Find each line with the word "screenshot" in it, then give the total alone.

## Start Supplied entries

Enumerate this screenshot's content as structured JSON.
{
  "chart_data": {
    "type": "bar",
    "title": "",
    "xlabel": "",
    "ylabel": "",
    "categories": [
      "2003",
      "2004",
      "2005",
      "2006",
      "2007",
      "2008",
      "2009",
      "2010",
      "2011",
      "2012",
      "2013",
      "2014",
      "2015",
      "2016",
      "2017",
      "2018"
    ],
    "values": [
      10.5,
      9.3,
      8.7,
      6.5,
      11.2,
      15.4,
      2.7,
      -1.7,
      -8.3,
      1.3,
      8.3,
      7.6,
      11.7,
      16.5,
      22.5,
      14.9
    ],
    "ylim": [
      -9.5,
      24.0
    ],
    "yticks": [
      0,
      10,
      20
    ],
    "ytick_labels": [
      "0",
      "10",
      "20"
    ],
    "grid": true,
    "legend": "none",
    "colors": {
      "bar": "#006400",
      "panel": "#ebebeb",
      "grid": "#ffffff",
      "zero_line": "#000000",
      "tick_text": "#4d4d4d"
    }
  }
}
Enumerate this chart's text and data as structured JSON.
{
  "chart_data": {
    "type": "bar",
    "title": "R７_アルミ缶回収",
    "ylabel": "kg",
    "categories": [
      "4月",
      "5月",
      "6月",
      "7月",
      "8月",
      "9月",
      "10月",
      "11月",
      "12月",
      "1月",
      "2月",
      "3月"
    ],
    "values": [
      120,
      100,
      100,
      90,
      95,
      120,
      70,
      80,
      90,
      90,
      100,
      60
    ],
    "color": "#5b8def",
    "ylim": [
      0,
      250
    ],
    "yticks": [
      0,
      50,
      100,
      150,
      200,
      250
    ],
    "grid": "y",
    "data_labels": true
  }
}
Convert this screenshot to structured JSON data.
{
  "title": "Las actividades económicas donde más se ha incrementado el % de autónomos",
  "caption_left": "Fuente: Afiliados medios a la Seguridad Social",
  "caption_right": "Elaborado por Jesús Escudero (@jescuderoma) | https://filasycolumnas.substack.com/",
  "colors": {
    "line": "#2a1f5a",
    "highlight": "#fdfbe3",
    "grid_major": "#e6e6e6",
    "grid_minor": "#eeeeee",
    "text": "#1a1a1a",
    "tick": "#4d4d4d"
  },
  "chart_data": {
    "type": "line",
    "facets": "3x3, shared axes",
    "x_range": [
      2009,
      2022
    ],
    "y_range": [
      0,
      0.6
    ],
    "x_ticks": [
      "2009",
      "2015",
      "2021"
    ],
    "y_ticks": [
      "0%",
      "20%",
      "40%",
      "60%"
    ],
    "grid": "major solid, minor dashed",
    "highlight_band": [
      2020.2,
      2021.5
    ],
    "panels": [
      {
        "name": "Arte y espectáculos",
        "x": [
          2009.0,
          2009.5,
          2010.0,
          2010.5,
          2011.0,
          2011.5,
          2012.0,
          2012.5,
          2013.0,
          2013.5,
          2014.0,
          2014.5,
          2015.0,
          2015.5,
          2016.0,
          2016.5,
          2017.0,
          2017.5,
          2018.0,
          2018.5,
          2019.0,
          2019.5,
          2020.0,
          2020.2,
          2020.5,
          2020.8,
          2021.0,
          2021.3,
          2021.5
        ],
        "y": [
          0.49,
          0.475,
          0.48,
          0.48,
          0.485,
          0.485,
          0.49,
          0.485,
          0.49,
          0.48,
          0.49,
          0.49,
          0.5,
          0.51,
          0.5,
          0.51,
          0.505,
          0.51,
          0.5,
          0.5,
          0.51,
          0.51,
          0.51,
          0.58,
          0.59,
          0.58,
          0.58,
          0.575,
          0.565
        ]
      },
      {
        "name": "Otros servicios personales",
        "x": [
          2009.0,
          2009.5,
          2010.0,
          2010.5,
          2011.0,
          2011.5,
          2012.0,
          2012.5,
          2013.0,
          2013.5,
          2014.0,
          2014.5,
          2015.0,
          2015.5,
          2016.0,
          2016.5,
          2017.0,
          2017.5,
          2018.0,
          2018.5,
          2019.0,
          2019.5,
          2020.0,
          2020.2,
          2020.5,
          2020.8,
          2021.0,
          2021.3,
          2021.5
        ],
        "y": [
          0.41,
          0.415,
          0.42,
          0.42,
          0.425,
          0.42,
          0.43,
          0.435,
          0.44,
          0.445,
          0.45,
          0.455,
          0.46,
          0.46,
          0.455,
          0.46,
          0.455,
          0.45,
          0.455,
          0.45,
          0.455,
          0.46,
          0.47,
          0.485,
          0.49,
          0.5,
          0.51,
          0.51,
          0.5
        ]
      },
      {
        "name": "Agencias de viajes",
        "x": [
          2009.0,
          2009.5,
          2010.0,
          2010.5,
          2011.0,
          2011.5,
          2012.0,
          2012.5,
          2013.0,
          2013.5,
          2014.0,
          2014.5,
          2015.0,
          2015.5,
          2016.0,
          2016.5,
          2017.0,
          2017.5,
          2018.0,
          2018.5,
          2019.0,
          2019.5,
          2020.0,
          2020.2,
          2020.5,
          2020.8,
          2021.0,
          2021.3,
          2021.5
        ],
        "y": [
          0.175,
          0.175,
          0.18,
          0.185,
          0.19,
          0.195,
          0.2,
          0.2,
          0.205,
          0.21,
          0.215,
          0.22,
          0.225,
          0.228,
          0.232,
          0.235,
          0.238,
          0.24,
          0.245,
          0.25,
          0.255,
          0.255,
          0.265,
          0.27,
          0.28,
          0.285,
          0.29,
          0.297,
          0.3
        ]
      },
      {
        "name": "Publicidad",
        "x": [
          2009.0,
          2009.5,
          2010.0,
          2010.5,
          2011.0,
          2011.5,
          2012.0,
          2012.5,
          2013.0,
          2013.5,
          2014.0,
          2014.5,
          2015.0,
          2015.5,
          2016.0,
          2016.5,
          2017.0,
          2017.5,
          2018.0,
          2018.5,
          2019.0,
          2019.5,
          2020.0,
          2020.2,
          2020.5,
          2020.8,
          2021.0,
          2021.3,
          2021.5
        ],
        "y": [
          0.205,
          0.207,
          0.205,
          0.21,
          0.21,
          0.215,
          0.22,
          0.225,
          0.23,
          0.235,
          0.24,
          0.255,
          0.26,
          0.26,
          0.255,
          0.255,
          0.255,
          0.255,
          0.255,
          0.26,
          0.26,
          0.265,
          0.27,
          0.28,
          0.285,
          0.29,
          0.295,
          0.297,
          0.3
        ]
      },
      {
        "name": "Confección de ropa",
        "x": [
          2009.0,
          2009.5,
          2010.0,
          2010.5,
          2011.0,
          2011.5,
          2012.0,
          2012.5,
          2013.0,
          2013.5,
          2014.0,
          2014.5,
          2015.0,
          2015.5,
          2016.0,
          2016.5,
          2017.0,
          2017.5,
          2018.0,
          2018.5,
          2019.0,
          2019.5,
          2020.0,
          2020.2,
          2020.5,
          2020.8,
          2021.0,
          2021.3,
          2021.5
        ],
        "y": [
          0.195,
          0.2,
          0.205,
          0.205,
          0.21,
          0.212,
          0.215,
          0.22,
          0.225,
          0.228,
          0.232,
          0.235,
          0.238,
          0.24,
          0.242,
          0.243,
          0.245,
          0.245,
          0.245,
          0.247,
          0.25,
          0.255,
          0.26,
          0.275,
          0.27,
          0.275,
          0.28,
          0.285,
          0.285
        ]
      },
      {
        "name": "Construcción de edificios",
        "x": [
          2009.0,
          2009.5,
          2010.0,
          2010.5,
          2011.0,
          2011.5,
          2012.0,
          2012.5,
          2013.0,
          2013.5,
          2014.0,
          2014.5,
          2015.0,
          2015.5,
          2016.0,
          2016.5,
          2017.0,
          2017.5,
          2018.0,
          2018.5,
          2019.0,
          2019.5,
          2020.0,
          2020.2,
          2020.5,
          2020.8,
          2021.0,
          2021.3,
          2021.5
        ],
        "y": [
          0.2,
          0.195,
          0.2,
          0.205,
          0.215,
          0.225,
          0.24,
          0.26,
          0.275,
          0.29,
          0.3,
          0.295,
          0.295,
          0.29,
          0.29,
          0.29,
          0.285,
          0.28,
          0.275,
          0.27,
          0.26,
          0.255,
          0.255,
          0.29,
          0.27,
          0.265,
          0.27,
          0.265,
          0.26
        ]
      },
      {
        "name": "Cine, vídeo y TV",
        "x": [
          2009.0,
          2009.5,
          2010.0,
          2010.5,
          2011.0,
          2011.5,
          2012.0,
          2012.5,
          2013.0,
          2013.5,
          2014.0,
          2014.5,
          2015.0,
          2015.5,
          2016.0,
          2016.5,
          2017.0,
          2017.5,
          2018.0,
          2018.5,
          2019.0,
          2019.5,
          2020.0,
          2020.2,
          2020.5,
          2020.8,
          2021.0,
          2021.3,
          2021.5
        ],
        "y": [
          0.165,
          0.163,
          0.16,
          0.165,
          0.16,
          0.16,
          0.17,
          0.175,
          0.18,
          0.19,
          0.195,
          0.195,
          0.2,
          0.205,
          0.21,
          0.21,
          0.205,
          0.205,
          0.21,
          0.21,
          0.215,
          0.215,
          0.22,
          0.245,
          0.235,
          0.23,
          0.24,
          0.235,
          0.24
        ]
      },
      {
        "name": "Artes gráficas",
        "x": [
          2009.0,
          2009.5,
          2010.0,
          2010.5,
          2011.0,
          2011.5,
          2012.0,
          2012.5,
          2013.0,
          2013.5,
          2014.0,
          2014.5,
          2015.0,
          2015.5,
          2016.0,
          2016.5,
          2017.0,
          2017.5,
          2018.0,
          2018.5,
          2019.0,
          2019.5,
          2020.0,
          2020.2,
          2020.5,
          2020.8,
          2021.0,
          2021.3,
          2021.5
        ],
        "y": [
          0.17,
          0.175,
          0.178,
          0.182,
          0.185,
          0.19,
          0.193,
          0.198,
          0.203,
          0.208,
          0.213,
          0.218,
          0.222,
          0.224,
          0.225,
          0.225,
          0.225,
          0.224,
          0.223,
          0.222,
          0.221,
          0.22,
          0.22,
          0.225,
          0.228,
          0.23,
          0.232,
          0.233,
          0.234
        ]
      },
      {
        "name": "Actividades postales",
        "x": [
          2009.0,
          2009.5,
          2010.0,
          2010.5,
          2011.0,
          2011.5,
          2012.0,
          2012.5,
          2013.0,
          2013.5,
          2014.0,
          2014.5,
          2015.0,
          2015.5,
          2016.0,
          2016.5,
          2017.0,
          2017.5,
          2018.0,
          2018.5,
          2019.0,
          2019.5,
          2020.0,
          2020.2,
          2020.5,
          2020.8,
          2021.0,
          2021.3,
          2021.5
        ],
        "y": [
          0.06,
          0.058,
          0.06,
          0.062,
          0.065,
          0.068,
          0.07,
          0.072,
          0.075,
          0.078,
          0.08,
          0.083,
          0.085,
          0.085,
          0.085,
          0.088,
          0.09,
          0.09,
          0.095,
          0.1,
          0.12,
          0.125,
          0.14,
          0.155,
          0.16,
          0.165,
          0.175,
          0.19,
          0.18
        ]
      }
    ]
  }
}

## End Supplied entries

• **Correct response**: 2